GOAL
Copy the material below with every "bounding boxes" swapped for "box coordinates", and leave everything else as it is.

A run of records
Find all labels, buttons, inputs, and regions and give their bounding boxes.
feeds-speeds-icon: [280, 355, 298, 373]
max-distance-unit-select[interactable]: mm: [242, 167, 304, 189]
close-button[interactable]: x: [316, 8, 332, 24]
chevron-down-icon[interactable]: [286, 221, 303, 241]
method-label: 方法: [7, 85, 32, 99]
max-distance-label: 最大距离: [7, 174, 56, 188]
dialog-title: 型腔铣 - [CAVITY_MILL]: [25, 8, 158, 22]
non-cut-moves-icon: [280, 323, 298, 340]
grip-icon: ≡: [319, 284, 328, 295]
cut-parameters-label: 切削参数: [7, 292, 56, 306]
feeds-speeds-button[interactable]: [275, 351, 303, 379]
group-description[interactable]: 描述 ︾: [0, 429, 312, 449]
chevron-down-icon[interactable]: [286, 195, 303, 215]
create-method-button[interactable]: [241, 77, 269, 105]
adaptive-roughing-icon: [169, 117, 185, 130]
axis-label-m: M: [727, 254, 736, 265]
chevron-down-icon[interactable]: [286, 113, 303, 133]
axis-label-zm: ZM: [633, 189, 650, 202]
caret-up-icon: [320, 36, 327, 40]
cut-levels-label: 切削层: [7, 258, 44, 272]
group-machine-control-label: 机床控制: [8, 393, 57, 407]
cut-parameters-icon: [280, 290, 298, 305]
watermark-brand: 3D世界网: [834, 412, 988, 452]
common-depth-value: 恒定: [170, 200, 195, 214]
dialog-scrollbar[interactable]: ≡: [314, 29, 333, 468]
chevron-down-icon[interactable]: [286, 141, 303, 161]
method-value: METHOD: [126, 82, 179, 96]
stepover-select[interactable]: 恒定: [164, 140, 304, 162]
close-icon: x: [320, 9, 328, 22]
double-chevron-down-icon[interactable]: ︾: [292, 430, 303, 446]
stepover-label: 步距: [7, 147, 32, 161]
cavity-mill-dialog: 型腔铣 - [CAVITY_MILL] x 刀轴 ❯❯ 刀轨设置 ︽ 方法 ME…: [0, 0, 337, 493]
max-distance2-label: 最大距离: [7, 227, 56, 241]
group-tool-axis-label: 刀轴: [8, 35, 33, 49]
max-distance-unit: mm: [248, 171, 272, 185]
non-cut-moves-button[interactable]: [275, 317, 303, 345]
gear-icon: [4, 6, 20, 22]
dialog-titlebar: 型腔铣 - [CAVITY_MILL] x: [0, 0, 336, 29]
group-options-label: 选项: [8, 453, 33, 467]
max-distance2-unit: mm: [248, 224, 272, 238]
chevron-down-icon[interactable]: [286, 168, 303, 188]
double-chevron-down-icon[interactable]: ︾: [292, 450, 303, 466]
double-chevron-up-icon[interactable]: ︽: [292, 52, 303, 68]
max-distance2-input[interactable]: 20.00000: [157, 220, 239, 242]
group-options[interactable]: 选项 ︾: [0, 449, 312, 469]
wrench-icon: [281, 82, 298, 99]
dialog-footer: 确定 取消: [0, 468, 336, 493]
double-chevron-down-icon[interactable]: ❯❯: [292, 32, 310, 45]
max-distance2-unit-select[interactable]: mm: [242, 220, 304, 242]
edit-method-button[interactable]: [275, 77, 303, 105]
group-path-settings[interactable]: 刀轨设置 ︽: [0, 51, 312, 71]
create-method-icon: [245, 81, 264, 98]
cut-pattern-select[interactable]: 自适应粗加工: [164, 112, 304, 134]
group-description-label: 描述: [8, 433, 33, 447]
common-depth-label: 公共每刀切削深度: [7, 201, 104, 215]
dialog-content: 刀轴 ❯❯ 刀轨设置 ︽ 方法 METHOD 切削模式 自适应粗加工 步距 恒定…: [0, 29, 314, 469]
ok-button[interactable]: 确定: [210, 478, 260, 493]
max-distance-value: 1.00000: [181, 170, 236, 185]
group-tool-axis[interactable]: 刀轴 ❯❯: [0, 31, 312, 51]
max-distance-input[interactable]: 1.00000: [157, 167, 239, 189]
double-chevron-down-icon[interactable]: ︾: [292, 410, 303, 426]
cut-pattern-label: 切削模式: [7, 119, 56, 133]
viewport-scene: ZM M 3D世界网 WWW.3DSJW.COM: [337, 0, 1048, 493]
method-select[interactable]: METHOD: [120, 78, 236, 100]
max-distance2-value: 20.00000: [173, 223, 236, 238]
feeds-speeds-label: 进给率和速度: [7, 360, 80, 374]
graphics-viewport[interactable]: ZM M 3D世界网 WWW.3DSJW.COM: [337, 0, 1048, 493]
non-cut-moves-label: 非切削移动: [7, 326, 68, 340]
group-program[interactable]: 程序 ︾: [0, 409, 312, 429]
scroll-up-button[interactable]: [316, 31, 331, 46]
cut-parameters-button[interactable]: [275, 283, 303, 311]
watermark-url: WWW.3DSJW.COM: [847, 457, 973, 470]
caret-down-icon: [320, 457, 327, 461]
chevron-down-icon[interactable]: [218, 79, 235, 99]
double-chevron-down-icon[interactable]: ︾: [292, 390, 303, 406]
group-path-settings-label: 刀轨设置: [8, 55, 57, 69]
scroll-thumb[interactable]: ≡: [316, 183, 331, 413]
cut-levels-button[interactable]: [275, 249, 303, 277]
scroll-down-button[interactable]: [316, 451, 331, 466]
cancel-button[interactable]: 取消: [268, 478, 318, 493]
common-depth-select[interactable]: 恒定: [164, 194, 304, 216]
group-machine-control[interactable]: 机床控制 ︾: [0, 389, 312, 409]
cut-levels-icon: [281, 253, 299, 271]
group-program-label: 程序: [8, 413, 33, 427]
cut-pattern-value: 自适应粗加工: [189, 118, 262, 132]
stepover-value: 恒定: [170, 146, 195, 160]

EXERCISE OUTPUT
Find all labels, buttons, inputs, and regions and give their box coordinates.
feeds-speeds-icon: [280, 355, 298, 373]
max-distance-unit-select[interactable]: mm: [242, 167, 304, 189]
close-button[interactable]: x: [316, 8, 332, 24]
chevron-down-icon[interactable]: [286, 221, 303, 241]
method-label: 方法: [7, 85, 32, 99]
max-distance-label: 最大距离: [7, 174, 56, 188]
dialog-title: 型腔铣 - [CAVITY_MILL]: [25, 8, 158, 22]
non-cut-moves-icon: [280, 323, 298, 340]
grip-icon: ≡: [319, 284, 328, 295]
cut-parameters-label: 切削参数: [7, 292, 56, 306]
feeds-speeds-button[interactable]: [275, 351, 303, 379]
group-description[interactable]: 描述 ︾: [0, 429, 312, 449]
chevron-down-icon[interactable]: [286, 195, 303, 215]
create-method-button[interactable]: [241, 77, 269, 105]
adaptive-roughing-icon: [169, 117, 185, 130]
axis-label-m: M: [727, 254, 736, 265]
chevron-down-icon[interactable]: [286, 113, 303, 133]
axis-label-zm: ZM: [633, 189, 650, 202]
caret-up-icon: [320, 36, 327, 40]
cut-levels-label: 切削层: [7, 258, 44, 272]
group-machine-control-label: 机床控制: [8, 393, 57, 407]
cut-parameters-icon: [280, 290, 298, 305]
watermark-brand: 3D世界网: [834, 412, 988, 452]
common-depth-value: 恒定: [170, 200, 195, 214]
dialog-scrollbar[interactable]: ≡: [314, 29, 333, 468]
chevron-down-icon[interactable]: [286, 141, 303, 161]
method-value: METHOD: [126, 82, 179, 96]
stepover-select[interactable]: 恒定: [164, 140, 304, 162]
close-icon: x: [320, 9, 328, 22]
double-chevron-down-icon[interactable]: ︾: [292, 430, 303, 446]
stepover-label: 步距: [7, 147, 32, 161]
cavity-mill-dialog: 型腔铣 - [CAVITY_MILL] x 刀轴 ❯❯ 刀轨设置 ︽ 方法 ME…: [0, 0, 337, 493]
max-distance2-label: 最大距离: [7, 227, 56, 241]
group-tool-axis-label: 刀轴: [8, 35, 33, 49]
max-distance-unit: mm: [248, 171, 272, 185]
non-cut-moves-button[interactable]: [275, 317, 303, 345]
gear-icon: [4, 6, 20, 22]
dialog-titlebar: 型腔铣 - [CAVITY_MILL] x: [0, 0, 336, 29]
group-options-label: 选项: [8, 453, 33, 467]
max-distance2-unit: mm: [248, 224, 272, 238]
chevron-down-icon[interactable]: [286, 168, 303, 188]
double-chevron-down-icon[interactable]: ︾: [292, 450, 303, 466]
double-chevron-up-icon[interactable]: ︽: [292, 52, 303, 68]
max-distance2-input[interactable]: 20.00000: [157, 220, 239, 242]
group-options[interactable]: 选项 ︾: [0, 449, 312, 469]
wrench-icon: [281, 82, 298, 99]
dialog-footer: 确定 取消: [0, 468, 336, 493]
double-chevron-down-icon[interactable]: ❯❯: [292, 32, 310, 45]
max-distance2-unit-select[interactable]: mm: [242, 220, 304, 242]
edit-method-button[interactable]: [275, 77, 303, 105]
group-path-settings[interactable]: 刀轨设置 ︽: [0, 51, 312, 71]
create-method-icon: [245, 81, 264, 98]
cut-pattern-select[interactable]: 自适应粗加工: [164, 112, 304, 134]
group-description-label: 描述: [8, 433, 33, 447]
common-depth-label: 公共每刀切削深度: [7, 201, 104, 215]
dialog-content: 刀轴 ❯❯ 刀轨设置 ︽ 方法 METHOD 切削模式 自适应粗加工 步距 恒定…: [0, 29, 314, 469]
ok-button[interactable]: 确定: [210, 478, 260, 493]
max-distance-value: 1.00000: [181, 170, 236, 185]
group-tool-axis[interactable]: 刀轴 ❯❯: [0, 31, 312, 51]
max-distance-input[interactable]: 1.00000: [157, 167, 239, 189]
double-chevron-down-icon[interactable]: ︾: [292, 410, 303, 426]
cut-pattern-label: 切削模式: [7, 119, 56, 133]
viewport-scene: ZM M 3D世界网 WWW.3DSJW.COM: [337, 0, 1048, 493]
method-select[interactable]: METHOD: [120, 78, 236, 100]
max-distance2-value: 20.00000: [173, 223, 236, 238]
feeds-speeds-label: 进给率和速度: [7, 360, 80, 374]
graphics-viewport[interactable]: ZM M 3D世界网 WWW.3DSJW.COM: [337, 0, 1048, 493]
non-cut-moves-label: 非切削移动: [7, 326, 68, 340]
group-program[interactable]: 程序 ︾: [0, 409, 312, 429]
scroll-up-button[interactable]: [316, 31, 331, 46]
cut-parameters-button[interactable]: [275, 283, 303, 311]
watermark-url: WWW.3DSJW.COM: [847, 457, 973, 470]
caret-down-icon: [320, 457, 327, 461]
chevron-down-icon[interactable]: [218, 79, 235, 99]
double-chevron-down-icon[interactable]: ︾: [292, 390, 303, 406]
group-path-settings-label: 刀轨设置: [8, 55, 57, 69]
scroll-thumb[interactable]: ≡: [316, 183, 331, 413]
cut-levels-button[interactable]: [275, 249, 303, 277]
scroll-down-button[interactable]: [316, 451, 331, 466]
cancel-button[interactable]: 取消: [268, 478, 318, 493]
common-depth-select[interactable]: 恒定: [164, 194, 304, 216]
group-machine-control[interactable]: 机床控制 ︾: [0, 389, 312, 409]
cut-levels-icon: [281, 253, 299, 271]
group-program-label: 程序: [8, 413, 33, 427]
cut-pattern-value: 自适应粗加工: [189, 118, 262, 132]
stepover-value: 恒定: [170, 146, 195, 160]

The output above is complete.